_WRITTEN PROBLEM_
Can you pull out each line of the data below that includes the word "Tahun"?
┌─ EXTRACTED ENTRIES
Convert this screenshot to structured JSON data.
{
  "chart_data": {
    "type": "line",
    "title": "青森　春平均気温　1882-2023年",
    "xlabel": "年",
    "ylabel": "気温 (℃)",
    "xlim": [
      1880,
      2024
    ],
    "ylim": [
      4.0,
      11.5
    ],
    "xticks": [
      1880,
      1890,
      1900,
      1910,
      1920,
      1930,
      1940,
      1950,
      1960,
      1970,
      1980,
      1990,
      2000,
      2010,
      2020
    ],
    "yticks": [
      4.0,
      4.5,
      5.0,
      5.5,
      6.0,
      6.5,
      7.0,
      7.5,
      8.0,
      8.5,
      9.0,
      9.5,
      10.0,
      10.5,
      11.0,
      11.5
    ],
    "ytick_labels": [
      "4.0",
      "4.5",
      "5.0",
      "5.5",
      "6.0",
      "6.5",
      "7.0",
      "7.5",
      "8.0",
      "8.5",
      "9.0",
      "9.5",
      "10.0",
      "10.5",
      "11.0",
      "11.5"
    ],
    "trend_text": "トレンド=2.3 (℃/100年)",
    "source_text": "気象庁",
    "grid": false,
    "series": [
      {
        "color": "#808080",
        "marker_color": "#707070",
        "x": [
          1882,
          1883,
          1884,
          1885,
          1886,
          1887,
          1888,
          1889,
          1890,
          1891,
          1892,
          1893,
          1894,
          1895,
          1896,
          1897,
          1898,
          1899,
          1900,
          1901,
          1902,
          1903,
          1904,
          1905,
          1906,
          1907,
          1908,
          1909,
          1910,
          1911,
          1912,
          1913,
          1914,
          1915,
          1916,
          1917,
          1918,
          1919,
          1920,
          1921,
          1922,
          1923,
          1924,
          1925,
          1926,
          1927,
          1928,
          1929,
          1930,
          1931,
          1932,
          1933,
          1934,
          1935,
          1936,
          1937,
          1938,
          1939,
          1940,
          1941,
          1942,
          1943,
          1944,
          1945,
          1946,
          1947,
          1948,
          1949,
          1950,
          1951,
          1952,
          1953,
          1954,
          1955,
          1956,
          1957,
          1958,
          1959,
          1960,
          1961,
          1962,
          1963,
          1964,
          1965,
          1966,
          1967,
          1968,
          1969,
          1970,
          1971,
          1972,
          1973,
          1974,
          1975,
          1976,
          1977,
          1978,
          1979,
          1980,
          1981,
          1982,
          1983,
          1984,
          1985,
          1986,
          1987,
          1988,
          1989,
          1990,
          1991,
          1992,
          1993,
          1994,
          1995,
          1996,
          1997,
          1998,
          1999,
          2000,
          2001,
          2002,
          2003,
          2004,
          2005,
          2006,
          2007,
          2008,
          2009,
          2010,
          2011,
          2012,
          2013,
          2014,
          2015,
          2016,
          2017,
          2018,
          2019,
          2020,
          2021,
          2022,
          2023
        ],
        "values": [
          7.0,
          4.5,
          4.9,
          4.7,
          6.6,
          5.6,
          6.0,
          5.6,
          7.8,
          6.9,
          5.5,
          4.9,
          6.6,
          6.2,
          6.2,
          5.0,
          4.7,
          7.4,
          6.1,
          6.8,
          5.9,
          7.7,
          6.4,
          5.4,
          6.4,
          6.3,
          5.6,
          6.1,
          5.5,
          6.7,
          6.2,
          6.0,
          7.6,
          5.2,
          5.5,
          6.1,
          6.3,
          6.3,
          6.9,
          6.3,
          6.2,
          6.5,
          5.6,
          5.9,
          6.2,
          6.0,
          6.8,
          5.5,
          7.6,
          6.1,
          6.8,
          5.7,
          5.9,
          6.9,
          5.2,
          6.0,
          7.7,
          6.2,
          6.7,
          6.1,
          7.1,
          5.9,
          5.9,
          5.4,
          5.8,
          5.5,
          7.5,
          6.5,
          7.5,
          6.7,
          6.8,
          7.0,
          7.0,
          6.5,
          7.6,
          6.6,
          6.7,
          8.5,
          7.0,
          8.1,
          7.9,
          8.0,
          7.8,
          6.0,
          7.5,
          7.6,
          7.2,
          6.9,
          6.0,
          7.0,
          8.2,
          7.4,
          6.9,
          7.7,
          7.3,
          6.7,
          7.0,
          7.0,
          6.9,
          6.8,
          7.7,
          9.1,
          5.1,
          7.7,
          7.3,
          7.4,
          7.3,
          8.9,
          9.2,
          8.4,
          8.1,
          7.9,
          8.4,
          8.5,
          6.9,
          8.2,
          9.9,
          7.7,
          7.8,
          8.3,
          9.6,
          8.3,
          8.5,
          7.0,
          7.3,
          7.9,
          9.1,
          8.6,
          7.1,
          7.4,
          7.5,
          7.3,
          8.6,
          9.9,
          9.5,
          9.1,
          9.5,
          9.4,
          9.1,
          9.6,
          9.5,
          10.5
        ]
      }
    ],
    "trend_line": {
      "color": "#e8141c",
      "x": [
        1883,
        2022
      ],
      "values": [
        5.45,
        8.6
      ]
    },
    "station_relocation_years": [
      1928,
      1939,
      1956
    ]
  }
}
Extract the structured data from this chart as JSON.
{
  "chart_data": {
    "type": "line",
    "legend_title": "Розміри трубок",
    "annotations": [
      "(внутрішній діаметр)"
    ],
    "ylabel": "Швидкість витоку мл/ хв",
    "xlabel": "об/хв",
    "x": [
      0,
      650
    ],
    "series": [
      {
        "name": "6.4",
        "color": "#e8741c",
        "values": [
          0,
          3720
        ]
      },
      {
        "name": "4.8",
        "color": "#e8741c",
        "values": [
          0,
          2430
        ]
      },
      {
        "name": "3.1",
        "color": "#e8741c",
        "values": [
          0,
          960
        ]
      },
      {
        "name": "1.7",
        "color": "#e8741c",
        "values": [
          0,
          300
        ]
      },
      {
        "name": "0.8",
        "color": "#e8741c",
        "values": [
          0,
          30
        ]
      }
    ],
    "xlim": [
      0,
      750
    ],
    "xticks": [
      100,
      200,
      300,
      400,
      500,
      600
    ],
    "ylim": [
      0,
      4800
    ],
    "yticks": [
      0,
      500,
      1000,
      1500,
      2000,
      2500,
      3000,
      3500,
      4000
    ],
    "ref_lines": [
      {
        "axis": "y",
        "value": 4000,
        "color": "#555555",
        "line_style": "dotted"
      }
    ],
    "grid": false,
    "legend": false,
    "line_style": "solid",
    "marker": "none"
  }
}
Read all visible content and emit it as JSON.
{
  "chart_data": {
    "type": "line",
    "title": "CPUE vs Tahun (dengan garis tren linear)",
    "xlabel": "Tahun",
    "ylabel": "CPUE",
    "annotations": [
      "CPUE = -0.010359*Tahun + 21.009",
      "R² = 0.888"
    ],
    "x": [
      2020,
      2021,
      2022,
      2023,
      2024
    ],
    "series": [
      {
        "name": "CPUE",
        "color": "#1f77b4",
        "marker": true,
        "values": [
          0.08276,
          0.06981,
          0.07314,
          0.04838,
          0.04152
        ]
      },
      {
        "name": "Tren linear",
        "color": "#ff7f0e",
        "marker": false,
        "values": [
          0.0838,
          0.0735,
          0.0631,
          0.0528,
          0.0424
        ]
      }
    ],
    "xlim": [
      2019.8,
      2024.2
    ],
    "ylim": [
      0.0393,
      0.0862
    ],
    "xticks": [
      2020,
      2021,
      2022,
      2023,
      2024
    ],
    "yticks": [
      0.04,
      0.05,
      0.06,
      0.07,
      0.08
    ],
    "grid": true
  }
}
└─
_RESULT_
    "title": "CPUE vs Tahun (dengan garis tren linear)",
    "xlabel": "Tahun",
      "CPUE = -0.010359*Tahun + 21.009",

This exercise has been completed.